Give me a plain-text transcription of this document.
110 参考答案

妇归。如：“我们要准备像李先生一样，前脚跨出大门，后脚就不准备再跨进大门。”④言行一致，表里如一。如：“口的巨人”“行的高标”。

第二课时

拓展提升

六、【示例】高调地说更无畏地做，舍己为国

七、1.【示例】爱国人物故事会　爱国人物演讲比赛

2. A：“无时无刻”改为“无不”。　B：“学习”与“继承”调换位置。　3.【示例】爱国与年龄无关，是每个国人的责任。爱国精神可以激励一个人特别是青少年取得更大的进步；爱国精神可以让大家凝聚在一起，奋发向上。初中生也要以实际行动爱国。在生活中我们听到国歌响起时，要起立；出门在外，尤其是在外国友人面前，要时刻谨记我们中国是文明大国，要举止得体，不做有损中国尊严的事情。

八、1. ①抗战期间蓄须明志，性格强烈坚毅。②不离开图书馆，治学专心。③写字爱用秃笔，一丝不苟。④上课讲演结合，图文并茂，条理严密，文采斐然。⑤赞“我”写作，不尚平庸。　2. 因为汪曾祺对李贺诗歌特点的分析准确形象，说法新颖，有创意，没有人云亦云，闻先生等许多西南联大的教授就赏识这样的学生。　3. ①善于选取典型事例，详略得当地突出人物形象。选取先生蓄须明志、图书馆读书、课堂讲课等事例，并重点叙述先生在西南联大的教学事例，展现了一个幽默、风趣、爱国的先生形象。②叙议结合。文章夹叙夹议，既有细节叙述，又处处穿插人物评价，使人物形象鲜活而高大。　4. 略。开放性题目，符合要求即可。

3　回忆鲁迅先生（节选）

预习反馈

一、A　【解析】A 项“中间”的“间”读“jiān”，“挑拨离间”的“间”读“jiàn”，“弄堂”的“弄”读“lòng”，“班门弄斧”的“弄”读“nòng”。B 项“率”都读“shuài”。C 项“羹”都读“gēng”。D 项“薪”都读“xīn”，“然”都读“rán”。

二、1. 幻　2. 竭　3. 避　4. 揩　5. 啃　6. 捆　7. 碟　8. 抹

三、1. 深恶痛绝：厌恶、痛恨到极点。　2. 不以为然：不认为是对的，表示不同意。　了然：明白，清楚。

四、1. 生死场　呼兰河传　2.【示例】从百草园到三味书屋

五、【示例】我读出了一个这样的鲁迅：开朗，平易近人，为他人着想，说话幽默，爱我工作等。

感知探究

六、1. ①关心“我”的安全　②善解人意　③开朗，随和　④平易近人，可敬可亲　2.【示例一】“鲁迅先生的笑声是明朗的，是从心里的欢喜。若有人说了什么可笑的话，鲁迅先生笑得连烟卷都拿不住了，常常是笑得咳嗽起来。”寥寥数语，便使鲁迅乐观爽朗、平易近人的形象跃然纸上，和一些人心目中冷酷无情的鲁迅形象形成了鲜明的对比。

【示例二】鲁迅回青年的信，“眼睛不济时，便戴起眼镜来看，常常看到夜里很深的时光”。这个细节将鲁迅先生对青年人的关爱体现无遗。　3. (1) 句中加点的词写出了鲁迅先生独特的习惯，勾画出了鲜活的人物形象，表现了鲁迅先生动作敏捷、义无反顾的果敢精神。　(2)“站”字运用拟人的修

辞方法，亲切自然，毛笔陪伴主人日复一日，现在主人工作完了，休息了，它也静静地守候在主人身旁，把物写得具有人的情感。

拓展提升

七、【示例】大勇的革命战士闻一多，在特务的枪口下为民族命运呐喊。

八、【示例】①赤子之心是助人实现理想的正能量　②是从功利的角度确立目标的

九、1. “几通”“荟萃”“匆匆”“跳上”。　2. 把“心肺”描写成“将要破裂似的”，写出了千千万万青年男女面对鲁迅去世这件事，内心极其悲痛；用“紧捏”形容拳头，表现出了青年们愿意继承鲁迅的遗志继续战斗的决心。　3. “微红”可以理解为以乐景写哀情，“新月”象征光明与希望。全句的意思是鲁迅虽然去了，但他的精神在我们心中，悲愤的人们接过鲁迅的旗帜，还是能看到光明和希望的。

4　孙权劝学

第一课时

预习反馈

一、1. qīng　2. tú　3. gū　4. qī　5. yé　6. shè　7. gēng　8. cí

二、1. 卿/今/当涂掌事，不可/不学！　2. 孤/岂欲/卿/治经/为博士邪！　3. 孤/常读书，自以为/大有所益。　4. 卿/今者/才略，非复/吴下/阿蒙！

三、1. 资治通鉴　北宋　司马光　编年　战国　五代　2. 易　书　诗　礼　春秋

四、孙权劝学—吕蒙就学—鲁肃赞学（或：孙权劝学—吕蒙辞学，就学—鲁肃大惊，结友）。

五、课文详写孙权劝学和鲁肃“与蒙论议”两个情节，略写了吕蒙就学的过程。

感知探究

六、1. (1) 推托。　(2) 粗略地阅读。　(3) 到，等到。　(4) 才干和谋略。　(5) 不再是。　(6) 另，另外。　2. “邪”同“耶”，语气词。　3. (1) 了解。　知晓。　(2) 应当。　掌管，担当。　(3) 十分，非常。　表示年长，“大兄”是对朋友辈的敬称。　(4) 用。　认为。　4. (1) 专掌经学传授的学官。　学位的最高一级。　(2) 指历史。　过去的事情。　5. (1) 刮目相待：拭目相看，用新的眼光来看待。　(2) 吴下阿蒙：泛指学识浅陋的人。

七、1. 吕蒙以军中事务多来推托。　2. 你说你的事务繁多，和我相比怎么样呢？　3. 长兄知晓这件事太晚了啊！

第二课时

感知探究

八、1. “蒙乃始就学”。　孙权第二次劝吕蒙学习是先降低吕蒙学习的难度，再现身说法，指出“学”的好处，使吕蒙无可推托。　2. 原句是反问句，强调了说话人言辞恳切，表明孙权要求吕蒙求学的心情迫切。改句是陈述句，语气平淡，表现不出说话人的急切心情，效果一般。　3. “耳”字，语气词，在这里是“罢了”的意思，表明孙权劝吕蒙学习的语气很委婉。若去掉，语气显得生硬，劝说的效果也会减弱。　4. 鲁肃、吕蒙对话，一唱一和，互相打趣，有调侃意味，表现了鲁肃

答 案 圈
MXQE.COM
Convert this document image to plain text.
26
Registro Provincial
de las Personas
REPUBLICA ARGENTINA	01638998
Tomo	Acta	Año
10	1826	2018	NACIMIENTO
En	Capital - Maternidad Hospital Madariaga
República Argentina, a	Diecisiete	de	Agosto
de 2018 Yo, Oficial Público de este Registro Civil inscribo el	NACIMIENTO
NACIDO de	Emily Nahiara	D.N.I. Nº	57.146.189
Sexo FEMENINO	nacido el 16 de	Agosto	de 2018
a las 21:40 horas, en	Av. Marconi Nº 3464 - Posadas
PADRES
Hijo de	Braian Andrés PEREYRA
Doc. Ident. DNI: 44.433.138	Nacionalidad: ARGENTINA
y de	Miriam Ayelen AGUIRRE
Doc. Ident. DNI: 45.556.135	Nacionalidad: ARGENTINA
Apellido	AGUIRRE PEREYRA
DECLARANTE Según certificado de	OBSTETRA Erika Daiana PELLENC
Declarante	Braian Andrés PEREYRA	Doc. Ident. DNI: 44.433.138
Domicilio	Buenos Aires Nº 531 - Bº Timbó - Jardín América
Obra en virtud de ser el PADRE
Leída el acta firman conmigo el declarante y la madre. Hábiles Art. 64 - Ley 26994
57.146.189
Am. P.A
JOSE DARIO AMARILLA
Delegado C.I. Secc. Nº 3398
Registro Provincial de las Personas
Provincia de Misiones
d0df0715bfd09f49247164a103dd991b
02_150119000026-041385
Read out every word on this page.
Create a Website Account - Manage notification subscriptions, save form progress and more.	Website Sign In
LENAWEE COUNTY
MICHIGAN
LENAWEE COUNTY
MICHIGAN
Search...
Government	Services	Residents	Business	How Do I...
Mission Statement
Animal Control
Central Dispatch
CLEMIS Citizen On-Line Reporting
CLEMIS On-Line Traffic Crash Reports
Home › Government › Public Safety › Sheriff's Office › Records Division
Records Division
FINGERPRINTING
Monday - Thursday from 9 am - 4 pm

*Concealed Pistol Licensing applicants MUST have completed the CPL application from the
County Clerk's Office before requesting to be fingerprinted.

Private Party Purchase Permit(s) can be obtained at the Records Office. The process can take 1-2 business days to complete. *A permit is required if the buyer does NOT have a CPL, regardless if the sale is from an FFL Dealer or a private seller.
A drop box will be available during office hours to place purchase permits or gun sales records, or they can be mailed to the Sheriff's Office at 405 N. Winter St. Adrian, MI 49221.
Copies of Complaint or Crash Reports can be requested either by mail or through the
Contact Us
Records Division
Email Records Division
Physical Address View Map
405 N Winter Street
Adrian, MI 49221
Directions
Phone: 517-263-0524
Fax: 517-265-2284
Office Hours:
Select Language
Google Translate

# Task description
Copy every line in the records above that contains the word "text".

# Answer for the task
Give me a plain-text transcription of this document.
Convert this document image to plain text.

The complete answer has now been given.